Per ciascuna affermazione indica se concorda con il testo sul sostegno di QueerLab a Sandro Medici, rispondendo sì o no e citando le parole decisive del testo. 1. Il testo porta la data di giovedì 16 maggio 2013. 2. Il movimento LGBTQI romano è sempre rimasto in continuità con gli altri movimenti politici. 3. Tra le ricadute pratiche della famiglia anagrafica figura l'accesso alle graduatorie di edilizia popolare.

TESTO DI STUDIO –
----------------------------------------
BOTTONI [1]

giovedì 16 maggio 2013

QueerLab sostiene la candidatura di Sandro Medici

Il programma politico di Sandro Medici per Roma, nel quale esperienze sociali, culturali e territoriali diverse (per contenuti, cultura politica, pratiche ed obiettivi) hanno trovato una sintesi e ricomposizione, offre la prospettiva ideale per le attivita’ che, come QueerLab, quotidianamente portiamo avanti.

Troppo spesso, infatti, il movimento LGBTQI, a partire da quello romano, si è isolato dagli altri movimenti e processi politici con cui, al contrario, dovrebbe essere in strategica e fondamentale continuità.

Senza tralasciare il piano culturale per combattere l'omo/lesbo/transfobia e incintivare la decostruzione della eteronormatività, la battaglia per il riconoscimento giuridico dei diritti civili (matrimonio egualitario, adozioni e omogenitorialita’) è fondamentale.

In questo senso la proposte di iniziativa sul livello comunale:

- l’istituzione della famiglia anagrafica.
Le ricadute pratiche che questo riconoscimento ha sulla vita materiale degli individui sono in particolar modo l'accesso alle graduatorie di edilizia popolare e visita ospedaliera nell’ottica di inviare segnali forti di cambiamento al legislatore nazionale.
- Lotta alla omo/lesbo/transofobia.

Per combattere questi dilaganti fenomeni a Roma occorre investire su piani di informazione e di sensibilizzazione, strategicamente mirati (insegnanti, dipendenti pubblici, forze dell’ordine); così come occorre moltiplicare e trasformare i luoghi fisici di assistenza, consulenza e supporto, valorizzando e rafforzando le esperienze positive già esistenti.

Tutto ciò rimarrà un mero atto simbolico, se la nuova giunta comunale non sarà pronta ad investire fortemente in politiche di welfare contrastando, in questo modo, le politiche di austerity e ricontrattando il debito.
----------------------------------------
Record da una raccolta –

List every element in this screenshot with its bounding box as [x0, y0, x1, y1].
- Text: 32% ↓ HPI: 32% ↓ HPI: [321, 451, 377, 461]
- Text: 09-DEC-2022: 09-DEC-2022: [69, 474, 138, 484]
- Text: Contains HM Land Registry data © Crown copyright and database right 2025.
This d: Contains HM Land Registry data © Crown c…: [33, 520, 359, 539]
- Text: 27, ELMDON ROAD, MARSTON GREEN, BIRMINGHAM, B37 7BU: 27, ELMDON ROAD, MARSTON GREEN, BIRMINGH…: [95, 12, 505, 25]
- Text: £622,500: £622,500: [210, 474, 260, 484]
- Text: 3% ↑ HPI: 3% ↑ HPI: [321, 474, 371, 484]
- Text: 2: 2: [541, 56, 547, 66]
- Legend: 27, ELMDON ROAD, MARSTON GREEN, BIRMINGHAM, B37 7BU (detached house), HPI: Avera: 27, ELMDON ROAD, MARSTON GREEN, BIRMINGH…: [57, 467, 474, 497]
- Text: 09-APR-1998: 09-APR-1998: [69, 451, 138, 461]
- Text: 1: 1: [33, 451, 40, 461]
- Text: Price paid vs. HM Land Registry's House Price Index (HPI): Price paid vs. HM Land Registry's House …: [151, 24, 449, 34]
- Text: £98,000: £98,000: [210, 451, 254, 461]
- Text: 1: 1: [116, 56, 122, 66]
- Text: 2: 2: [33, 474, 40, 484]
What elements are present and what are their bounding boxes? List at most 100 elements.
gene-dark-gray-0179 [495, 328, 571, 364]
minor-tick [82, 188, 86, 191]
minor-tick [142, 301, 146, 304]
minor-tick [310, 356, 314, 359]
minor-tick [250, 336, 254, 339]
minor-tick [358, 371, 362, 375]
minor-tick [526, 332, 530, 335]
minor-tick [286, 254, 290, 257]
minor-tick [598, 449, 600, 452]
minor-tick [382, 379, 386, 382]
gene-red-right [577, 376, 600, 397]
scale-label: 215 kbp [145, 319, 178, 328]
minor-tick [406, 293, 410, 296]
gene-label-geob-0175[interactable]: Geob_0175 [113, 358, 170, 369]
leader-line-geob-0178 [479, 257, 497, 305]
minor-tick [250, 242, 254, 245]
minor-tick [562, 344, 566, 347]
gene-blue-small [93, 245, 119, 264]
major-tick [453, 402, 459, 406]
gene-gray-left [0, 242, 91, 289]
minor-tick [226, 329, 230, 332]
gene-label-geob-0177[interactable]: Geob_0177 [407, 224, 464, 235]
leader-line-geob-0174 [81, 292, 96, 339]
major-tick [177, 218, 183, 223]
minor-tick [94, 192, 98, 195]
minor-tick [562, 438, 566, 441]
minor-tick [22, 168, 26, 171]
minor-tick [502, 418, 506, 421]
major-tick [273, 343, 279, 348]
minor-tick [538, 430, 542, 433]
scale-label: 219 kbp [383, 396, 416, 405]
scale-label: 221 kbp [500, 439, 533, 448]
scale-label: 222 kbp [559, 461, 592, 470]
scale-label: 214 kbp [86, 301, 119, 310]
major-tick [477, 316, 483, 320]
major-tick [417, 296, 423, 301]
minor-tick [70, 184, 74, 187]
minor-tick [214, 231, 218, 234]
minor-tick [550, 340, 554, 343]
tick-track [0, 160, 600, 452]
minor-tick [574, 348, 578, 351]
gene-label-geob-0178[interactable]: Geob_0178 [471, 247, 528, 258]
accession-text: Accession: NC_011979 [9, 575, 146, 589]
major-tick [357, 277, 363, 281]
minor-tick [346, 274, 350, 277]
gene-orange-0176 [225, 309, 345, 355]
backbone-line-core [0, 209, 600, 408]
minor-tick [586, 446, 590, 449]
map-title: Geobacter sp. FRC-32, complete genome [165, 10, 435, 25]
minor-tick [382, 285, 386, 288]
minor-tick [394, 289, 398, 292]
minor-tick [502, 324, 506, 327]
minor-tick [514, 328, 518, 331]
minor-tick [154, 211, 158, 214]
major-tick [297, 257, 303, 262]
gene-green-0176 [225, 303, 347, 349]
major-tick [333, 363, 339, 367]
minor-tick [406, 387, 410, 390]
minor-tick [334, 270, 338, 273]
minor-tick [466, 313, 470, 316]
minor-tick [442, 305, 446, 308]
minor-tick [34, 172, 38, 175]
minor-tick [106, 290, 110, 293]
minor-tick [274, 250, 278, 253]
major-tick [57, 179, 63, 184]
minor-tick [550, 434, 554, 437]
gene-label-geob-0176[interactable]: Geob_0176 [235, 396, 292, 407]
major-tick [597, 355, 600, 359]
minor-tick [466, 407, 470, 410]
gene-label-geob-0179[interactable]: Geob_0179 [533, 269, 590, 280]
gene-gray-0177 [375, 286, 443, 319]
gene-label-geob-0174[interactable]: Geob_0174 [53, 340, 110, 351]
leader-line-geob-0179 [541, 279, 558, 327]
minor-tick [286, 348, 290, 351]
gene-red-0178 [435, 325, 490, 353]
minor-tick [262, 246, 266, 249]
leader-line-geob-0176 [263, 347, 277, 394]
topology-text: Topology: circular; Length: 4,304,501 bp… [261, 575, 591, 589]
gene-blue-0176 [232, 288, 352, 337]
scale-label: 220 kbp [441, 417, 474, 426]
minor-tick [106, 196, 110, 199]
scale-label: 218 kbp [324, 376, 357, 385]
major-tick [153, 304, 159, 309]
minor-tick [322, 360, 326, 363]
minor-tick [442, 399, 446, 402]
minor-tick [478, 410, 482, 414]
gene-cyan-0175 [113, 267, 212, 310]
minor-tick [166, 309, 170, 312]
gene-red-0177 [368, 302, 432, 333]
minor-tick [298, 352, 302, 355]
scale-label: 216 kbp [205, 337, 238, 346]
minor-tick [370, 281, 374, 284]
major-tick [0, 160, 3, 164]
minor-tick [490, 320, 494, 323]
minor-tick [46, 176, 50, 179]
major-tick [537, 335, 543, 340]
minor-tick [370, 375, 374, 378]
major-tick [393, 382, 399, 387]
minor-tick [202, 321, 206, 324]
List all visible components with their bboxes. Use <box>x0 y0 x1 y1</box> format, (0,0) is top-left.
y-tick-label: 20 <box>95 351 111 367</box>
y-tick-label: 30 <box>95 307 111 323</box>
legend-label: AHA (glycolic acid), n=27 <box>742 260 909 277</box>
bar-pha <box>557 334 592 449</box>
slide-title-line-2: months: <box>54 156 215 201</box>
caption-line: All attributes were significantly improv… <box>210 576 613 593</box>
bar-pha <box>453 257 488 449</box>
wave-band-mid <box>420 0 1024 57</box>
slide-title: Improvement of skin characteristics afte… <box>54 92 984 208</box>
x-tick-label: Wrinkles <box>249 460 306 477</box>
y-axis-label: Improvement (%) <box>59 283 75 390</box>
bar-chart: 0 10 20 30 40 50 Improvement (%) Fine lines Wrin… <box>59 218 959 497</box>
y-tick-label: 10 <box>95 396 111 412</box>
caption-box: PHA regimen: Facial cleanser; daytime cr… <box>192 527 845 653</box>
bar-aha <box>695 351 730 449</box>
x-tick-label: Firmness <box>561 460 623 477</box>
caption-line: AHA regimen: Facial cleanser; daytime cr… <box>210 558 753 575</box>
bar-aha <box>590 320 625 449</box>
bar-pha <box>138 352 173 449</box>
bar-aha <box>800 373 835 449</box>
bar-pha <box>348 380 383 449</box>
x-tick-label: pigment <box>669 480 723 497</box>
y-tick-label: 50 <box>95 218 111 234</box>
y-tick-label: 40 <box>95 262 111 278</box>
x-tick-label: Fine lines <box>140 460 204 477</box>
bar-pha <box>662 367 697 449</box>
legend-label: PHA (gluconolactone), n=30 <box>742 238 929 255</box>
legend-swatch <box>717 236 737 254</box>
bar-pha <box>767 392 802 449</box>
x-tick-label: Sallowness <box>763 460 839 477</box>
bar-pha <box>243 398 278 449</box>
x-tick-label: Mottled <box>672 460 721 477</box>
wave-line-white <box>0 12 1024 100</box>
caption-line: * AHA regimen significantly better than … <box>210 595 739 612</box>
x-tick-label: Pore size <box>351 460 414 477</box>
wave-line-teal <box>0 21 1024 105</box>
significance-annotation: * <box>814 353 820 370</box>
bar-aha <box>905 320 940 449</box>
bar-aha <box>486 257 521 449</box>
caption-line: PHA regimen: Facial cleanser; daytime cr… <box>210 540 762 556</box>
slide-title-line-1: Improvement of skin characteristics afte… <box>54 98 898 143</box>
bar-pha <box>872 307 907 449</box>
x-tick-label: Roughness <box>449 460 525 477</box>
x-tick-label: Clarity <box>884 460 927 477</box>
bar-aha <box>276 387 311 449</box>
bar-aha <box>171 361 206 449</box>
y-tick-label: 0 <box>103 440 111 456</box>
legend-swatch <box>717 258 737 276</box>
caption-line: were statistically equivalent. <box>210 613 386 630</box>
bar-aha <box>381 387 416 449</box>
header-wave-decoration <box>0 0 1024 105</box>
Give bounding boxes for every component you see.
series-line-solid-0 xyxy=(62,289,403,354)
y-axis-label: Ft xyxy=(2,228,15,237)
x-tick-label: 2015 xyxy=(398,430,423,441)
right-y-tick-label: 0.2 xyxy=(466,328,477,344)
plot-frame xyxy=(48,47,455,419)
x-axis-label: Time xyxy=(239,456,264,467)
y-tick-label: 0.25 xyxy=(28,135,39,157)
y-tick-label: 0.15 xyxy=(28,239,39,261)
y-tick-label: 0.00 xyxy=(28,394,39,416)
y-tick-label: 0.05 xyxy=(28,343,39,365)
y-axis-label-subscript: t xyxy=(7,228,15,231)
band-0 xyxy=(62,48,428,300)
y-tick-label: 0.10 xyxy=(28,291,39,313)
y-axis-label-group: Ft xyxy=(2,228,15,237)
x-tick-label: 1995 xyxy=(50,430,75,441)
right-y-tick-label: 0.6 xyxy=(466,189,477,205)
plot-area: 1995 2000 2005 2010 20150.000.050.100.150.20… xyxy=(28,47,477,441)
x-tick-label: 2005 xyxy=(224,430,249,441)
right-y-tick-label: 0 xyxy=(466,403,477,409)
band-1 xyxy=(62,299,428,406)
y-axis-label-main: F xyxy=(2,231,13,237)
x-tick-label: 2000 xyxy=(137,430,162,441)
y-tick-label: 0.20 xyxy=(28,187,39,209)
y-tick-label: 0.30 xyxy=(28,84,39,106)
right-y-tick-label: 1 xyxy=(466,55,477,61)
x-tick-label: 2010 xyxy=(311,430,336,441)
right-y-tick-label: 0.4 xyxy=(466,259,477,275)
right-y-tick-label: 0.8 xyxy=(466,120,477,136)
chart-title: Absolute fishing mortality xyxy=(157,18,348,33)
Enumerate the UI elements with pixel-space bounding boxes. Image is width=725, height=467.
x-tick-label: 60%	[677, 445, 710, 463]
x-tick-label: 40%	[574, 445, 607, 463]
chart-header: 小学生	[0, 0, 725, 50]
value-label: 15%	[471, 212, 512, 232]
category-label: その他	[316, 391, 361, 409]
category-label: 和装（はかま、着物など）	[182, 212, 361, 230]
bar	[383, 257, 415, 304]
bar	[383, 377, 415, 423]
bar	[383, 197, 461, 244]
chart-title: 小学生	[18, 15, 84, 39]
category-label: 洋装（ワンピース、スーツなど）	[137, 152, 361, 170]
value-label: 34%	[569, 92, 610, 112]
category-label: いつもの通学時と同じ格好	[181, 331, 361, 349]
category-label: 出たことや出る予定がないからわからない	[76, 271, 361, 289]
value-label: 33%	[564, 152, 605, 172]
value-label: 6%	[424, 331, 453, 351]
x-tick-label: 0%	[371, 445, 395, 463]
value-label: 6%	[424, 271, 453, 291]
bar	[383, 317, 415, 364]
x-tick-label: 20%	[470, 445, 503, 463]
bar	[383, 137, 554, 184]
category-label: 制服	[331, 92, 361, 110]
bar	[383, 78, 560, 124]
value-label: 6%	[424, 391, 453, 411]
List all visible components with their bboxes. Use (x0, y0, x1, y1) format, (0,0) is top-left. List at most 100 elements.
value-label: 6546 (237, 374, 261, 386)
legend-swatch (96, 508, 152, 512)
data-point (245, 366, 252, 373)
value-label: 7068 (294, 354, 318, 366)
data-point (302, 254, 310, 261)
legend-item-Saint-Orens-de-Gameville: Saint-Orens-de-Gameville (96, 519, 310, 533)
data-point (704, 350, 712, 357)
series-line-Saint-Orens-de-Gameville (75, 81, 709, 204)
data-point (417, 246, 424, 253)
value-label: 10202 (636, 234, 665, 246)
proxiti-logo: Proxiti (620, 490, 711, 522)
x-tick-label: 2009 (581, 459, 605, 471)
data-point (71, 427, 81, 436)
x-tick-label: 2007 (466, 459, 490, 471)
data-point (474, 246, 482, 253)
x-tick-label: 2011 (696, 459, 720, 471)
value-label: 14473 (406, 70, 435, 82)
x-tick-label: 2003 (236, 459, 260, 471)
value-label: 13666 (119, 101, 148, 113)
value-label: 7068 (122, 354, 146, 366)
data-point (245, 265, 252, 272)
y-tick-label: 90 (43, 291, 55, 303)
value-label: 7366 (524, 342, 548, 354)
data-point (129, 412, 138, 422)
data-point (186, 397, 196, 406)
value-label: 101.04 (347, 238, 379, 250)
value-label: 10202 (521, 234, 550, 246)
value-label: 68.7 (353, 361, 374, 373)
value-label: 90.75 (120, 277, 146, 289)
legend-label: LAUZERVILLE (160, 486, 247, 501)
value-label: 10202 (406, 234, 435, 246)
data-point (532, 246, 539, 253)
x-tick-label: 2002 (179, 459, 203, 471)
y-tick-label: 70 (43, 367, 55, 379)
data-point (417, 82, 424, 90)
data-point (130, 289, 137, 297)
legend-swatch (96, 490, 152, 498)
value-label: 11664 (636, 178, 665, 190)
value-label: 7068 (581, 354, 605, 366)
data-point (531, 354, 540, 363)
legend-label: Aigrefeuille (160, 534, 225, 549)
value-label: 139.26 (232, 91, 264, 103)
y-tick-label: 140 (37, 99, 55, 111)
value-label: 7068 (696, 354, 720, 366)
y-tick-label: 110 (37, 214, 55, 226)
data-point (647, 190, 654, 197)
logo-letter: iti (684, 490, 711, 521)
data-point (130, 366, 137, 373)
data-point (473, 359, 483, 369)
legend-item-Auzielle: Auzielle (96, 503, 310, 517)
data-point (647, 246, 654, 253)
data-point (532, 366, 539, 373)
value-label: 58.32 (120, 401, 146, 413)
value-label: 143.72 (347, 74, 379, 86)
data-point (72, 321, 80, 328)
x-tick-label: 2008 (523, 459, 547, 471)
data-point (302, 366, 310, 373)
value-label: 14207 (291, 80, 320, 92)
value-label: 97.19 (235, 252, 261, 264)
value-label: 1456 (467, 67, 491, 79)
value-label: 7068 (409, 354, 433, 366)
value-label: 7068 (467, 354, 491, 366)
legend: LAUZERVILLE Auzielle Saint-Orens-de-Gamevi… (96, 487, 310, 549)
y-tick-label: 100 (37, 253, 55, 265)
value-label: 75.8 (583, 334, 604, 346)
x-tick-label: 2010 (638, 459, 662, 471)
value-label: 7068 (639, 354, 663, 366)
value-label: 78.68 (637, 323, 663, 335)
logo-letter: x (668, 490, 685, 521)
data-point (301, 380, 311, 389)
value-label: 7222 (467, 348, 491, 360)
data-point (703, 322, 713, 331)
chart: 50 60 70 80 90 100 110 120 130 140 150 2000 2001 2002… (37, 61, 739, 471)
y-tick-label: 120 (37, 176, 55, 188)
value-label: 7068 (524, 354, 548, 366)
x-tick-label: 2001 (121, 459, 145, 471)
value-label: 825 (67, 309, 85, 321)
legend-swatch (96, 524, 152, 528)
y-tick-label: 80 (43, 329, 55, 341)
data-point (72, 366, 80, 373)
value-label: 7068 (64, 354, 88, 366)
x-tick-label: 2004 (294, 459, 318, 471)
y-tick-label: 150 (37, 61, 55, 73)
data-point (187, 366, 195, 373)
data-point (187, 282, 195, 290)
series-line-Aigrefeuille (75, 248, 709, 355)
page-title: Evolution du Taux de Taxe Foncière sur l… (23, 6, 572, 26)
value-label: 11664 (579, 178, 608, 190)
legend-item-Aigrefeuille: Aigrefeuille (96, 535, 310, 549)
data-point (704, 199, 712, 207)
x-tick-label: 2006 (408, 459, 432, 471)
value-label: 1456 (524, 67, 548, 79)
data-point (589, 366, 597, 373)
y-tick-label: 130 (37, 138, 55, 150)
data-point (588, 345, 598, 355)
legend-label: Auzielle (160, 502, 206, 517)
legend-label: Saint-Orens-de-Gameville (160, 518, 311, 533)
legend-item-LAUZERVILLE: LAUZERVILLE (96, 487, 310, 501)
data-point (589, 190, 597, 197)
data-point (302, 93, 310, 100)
----------------------------------------
SPAZIO RISPOSTA –
1. Sì: «giovedì 16 maggio 2013».
2. No: «si è isolato dagli altri movimenti e processi politici».
3. Sì: «l'accesso alle graduatorie di edilizia popolare».